#### Objective
Report how many lines of the listing below include the word "Home". Give nothing but the number.
----- Excerpted data -----
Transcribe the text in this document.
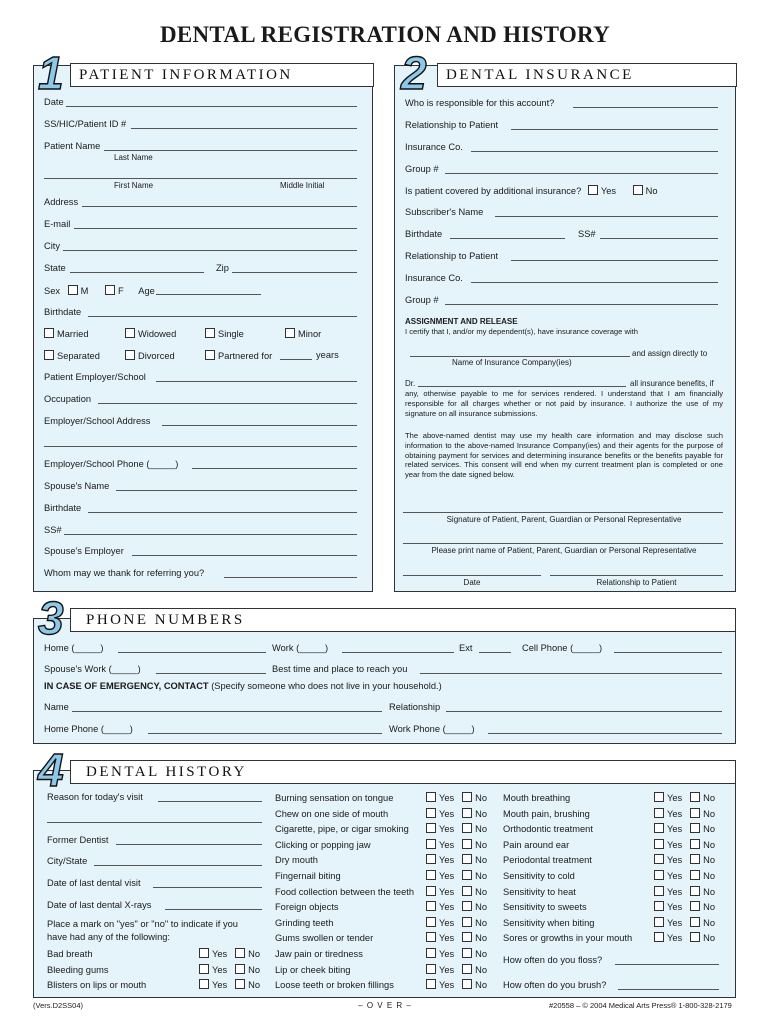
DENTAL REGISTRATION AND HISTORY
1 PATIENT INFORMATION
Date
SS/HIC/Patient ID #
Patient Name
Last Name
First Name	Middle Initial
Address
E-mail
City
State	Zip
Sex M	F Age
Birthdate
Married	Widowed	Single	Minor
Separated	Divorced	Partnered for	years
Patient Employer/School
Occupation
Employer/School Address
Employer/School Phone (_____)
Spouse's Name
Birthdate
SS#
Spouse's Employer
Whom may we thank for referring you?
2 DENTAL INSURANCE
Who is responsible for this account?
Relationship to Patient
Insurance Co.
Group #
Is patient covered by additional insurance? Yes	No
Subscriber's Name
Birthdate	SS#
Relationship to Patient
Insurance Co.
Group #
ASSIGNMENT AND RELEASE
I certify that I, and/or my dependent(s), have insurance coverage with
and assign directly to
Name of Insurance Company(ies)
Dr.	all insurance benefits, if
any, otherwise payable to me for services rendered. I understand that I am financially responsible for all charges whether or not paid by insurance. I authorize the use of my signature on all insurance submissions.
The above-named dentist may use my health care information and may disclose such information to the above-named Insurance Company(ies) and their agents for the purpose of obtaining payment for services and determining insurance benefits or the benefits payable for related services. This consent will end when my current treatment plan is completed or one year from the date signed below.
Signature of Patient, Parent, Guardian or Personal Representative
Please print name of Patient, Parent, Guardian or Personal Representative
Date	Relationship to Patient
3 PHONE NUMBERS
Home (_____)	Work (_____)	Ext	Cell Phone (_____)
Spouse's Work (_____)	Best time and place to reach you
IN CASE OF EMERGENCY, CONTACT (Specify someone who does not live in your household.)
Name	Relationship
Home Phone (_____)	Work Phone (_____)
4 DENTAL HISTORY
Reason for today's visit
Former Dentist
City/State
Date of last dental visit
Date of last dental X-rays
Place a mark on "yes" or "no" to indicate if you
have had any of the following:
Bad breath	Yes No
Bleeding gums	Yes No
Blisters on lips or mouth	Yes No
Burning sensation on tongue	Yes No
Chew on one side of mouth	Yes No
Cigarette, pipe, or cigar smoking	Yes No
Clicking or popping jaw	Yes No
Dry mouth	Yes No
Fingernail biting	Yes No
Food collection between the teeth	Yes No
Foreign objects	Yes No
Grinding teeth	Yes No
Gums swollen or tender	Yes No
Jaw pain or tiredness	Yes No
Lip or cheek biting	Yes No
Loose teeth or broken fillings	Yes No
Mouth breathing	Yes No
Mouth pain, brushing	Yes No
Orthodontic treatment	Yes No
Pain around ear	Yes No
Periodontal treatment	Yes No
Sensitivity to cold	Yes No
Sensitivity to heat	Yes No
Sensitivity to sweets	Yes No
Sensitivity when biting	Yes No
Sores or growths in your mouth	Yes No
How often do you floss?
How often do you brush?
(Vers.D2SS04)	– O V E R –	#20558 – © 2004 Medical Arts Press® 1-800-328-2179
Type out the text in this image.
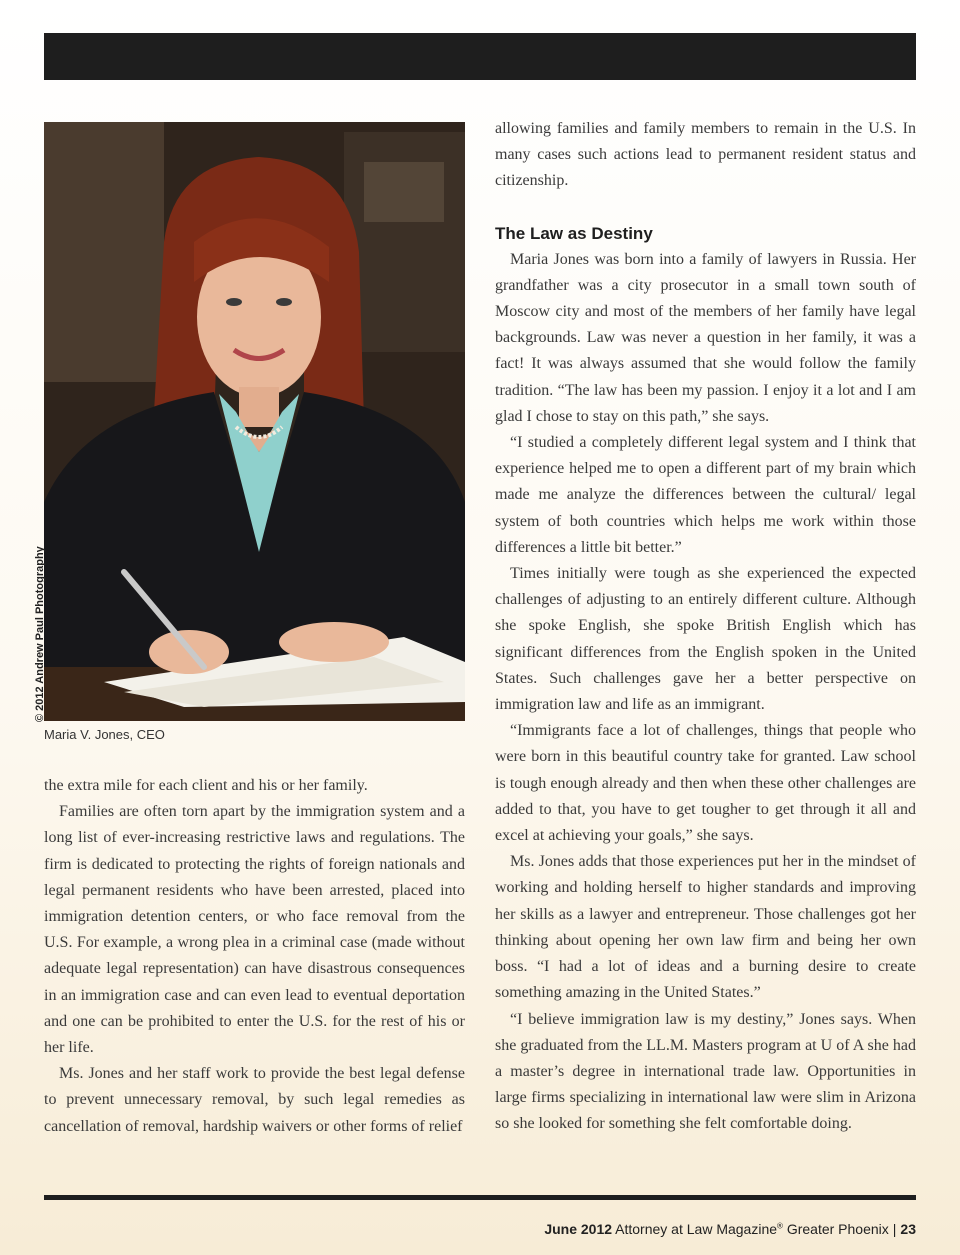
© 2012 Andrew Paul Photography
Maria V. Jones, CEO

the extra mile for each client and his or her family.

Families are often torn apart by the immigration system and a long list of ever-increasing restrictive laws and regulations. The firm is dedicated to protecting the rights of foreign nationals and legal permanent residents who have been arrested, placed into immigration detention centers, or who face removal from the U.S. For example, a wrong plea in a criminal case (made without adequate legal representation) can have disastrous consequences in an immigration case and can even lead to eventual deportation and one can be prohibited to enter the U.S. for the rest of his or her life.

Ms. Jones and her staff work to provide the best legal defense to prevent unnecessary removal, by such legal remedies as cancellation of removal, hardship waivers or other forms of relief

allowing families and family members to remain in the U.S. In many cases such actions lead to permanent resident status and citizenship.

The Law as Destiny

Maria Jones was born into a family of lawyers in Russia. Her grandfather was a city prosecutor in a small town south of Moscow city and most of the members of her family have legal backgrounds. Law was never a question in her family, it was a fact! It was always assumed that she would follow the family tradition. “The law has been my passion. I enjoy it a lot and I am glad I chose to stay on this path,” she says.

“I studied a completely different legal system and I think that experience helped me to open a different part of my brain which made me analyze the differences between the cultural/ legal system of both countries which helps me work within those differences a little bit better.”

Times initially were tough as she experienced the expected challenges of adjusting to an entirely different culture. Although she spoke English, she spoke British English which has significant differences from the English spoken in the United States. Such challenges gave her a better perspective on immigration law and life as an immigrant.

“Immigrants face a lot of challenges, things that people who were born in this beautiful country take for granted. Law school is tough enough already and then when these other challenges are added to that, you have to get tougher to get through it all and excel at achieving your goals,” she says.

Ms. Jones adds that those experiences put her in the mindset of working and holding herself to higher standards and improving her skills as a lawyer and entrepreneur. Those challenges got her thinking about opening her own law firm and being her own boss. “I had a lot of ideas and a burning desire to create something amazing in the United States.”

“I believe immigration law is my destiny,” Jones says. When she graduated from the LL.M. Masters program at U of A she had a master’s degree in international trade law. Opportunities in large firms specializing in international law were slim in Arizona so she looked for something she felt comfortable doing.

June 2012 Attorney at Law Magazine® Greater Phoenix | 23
-----
#### Reply
2